[Dataset rows about figures]
--- Start ---

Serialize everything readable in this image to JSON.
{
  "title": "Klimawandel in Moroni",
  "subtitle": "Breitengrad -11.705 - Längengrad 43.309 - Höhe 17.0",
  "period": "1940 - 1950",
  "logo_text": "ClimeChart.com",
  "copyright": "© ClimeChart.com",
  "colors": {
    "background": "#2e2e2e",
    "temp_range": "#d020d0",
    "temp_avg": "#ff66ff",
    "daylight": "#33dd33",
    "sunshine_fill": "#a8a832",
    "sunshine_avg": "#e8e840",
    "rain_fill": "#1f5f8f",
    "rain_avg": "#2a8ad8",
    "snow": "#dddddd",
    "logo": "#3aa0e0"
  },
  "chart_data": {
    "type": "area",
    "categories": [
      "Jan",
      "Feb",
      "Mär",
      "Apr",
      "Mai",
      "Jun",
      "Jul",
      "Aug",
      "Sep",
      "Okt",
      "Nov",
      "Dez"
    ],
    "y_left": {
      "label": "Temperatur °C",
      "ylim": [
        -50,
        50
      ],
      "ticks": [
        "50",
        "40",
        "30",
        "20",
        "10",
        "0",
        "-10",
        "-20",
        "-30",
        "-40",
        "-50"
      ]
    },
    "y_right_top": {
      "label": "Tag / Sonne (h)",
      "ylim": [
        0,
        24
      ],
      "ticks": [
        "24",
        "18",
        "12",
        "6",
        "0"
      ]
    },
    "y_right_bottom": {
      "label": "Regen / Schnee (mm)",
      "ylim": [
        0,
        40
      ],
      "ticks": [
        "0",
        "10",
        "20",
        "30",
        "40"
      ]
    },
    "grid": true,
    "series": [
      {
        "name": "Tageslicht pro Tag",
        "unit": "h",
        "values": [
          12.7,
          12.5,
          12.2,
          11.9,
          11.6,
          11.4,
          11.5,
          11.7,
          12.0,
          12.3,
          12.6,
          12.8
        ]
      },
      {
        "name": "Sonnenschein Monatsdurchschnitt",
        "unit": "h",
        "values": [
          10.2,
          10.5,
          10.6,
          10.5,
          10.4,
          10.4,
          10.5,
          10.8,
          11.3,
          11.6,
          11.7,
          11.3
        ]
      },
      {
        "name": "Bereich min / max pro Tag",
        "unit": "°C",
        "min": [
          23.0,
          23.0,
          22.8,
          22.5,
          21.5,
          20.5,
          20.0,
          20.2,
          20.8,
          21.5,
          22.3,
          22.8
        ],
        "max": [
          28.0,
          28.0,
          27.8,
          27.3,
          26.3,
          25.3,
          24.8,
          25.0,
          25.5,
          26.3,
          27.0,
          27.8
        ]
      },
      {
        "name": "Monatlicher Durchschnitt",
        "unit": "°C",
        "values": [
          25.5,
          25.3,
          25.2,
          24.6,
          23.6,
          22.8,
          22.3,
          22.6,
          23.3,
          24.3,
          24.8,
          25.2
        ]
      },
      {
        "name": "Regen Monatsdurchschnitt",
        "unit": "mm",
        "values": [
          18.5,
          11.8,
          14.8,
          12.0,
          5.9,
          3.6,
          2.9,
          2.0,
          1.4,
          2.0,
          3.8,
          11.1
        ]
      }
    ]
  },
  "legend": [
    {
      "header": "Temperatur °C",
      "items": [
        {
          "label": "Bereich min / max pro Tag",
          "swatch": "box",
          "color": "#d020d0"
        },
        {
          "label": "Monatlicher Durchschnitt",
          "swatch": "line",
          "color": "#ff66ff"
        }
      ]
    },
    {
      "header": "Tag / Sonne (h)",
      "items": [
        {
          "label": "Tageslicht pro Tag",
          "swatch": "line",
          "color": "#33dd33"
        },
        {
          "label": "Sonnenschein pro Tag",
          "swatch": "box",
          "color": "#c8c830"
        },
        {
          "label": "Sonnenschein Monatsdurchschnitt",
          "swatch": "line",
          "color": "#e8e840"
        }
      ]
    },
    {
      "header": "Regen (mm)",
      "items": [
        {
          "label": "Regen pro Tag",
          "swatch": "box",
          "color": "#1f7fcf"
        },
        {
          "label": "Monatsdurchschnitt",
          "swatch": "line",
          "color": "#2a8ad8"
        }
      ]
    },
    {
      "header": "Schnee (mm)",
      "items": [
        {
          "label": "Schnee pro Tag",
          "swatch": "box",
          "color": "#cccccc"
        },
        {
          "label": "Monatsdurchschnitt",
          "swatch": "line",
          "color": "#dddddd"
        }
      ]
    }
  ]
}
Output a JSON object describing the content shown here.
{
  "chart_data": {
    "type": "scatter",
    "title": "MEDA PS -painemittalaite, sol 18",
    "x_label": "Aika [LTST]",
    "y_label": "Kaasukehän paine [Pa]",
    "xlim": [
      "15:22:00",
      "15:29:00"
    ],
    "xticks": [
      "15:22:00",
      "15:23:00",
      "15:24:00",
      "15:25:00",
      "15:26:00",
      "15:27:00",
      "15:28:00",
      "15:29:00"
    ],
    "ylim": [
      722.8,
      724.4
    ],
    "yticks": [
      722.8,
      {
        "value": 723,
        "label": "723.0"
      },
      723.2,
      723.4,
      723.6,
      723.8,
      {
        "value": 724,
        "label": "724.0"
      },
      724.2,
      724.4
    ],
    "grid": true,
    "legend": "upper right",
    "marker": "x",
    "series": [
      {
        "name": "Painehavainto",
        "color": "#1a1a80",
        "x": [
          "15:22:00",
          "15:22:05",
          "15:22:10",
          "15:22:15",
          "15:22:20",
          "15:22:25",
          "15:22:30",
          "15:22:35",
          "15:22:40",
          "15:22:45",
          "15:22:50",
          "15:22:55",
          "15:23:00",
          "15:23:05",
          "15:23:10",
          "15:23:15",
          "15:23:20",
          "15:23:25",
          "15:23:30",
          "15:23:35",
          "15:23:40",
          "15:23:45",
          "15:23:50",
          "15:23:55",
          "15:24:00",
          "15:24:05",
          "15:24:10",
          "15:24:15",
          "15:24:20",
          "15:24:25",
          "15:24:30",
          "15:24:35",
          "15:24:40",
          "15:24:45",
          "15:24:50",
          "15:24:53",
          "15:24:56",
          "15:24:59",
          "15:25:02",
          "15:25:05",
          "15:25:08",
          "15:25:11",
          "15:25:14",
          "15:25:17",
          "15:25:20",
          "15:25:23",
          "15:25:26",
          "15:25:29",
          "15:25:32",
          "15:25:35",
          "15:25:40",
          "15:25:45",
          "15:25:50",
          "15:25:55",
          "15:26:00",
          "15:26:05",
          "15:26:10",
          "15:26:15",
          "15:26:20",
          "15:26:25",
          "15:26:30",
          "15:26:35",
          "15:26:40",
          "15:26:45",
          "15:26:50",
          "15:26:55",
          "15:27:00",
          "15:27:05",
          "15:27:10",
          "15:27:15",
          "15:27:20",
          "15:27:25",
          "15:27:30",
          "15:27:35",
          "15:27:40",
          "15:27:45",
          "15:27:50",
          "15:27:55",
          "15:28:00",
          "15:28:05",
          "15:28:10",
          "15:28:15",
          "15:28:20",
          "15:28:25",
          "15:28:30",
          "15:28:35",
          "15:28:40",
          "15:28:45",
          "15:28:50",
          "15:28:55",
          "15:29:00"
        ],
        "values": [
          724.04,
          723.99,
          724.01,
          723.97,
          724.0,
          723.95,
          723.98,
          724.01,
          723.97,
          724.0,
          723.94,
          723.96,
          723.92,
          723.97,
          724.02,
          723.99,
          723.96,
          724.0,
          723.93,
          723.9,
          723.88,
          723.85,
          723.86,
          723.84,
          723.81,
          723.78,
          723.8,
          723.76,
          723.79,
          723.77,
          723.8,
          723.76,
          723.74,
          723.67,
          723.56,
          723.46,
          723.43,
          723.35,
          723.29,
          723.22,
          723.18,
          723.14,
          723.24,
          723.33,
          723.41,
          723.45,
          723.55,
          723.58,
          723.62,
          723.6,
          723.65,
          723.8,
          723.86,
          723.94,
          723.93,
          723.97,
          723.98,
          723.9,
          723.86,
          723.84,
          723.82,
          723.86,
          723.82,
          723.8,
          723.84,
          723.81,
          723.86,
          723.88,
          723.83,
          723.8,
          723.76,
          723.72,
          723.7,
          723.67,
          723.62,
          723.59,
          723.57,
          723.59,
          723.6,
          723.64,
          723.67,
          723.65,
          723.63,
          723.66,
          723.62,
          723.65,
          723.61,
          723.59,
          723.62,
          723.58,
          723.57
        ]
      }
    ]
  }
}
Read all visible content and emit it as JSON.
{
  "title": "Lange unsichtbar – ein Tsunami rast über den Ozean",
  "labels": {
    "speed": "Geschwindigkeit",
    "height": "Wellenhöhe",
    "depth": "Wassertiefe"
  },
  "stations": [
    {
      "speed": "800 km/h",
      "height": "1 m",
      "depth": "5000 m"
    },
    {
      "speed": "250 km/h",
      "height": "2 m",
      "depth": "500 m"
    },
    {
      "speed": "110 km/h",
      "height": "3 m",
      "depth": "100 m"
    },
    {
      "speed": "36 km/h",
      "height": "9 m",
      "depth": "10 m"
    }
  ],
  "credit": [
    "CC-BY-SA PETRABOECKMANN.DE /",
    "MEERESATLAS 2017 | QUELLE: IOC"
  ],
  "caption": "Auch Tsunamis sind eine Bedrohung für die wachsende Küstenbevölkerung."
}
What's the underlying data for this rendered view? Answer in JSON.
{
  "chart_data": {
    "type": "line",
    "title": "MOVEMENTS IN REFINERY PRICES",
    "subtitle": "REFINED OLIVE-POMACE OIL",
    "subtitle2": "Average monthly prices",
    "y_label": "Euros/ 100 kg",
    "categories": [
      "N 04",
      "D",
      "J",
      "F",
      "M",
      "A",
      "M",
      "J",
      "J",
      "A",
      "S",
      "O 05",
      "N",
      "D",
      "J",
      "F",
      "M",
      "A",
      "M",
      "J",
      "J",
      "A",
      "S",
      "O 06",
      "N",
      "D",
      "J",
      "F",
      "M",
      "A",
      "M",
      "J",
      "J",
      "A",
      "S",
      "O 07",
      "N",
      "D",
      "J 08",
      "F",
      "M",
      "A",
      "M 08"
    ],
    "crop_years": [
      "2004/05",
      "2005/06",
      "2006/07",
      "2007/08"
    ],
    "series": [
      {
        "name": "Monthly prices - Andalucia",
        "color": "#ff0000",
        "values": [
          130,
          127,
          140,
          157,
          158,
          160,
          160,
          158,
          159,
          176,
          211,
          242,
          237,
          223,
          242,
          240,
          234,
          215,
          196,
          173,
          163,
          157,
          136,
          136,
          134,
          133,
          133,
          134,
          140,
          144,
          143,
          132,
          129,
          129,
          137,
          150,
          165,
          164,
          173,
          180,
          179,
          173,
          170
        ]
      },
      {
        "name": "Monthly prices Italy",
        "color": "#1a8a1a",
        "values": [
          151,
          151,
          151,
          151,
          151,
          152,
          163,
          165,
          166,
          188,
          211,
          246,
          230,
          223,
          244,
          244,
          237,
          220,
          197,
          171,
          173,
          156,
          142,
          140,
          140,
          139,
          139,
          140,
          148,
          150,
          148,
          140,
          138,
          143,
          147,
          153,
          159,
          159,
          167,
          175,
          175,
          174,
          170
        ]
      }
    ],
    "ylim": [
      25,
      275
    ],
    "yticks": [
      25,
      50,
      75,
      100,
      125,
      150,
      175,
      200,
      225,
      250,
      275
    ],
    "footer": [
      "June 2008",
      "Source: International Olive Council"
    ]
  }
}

--- End ---

• **Work to do**
Collect each line above holding the string "Tageslicht".

• **Output**
        "name": "Tageslicht pro Tag",
          "label": "Tageslicht pro Tag",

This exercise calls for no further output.